__Dataset__:
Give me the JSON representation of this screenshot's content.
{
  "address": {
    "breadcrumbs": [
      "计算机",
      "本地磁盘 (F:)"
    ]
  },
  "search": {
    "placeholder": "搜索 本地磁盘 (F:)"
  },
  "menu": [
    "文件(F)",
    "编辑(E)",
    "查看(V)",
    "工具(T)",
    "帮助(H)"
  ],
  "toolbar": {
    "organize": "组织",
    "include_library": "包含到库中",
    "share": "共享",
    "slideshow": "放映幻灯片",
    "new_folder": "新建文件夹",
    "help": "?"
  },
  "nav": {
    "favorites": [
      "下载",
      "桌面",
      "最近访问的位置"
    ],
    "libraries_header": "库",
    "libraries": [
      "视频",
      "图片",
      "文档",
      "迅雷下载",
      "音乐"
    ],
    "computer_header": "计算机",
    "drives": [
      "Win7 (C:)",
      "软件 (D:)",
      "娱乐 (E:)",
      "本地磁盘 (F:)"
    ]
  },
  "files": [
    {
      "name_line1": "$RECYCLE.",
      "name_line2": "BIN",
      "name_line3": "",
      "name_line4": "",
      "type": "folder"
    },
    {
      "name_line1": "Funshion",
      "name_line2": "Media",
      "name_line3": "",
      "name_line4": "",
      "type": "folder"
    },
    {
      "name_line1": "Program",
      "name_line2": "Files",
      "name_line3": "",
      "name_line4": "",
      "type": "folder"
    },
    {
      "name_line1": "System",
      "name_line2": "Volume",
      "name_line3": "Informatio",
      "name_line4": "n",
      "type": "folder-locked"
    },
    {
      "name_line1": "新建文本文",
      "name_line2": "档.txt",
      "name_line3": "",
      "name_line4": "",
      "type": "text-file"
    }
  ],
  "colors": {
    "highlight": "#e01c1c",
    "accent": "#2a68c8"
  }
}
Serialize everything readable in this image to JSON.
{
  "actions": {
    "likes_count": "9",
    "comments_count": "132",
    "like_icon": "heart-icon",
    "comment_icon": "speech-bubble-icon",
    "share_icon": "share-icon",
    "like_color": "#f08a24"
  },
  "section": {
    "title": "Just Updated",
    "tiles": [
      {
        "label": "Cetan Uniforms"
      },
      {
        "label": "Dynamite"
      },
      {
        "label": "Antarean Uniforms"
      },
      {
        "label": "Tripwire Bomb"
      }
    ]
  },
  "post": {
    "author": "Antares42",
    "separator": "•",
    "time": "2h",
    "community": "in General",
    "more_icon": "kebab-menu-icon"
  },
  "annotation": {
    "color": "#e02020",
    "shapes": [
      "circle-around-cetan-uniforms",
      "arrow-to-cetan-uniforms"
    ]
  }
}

* * *

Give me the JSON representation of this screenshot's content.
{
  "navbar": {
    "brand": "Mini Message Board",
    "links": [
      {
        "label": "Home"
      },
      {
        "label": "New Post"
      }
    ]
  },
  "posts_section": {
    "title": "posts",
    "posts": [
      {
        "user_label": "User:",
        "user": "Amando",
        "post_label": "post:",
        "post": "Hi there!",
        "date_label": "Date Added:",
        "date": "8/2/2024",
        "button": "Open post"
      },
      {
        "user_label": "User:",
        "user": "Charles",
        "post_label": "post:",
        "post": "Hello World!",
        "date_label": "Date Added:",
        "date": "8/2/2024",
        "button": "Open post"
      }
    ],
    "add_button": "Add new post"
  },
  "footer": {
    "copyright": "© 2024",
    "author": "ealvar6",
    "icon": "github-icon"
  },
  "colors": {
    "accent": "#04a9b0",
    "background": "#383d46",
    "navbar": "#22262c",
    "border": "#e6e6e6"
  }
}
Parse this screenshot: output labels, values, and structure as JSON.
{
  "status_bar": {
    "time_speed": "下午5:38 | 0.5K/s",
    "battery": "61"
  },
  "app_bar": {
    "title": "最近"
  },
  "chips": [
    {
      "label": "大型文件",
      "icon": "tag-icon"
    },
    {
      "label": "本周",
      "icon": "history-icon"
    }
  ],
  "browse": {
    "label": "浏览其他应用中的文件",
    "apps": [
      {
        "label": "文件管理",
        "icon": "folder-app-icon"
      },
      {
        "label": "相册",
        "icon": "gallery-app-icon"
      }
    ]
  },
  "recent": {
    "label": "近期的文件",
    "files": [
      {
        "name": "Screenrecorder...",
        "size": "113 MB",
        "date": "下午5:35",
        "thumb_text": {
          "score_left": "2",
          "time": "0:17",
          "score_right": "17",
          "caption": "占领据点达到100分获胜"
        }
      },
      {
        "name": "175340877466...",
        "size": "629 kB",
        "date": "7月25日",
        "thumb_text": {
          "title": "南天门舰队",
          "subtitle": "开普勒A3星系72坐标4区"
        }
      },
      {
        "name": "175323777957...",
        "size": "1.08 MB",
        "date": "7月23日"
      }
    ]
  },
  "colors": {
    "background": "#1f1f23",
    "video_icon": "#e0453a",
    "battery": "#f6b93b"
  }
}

---

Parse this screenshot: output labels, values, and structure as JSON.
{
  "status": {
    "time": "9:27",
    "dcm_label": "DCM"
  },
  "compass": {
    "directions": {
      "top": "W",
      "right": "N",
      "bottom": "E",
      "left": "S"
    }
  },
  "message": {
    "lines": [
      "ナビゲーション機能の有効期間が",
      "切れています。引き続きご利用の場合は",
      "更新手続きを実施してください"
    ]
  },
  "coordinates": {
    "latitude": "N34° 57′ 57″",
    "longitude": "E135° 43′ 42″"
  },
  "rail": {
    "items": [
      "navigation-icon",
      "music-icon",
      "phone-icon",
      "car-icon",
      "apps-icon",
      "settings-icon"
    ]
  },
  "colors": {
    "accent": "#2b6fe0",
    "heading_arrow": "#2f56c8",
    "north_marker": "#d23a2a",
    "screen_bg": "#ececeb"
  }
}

__Given exercise__:
Reproduce every line of the listing above in which the string "background" appears.

__Task output__:
    "background": "#383d46",
    "background": "#1f1f23",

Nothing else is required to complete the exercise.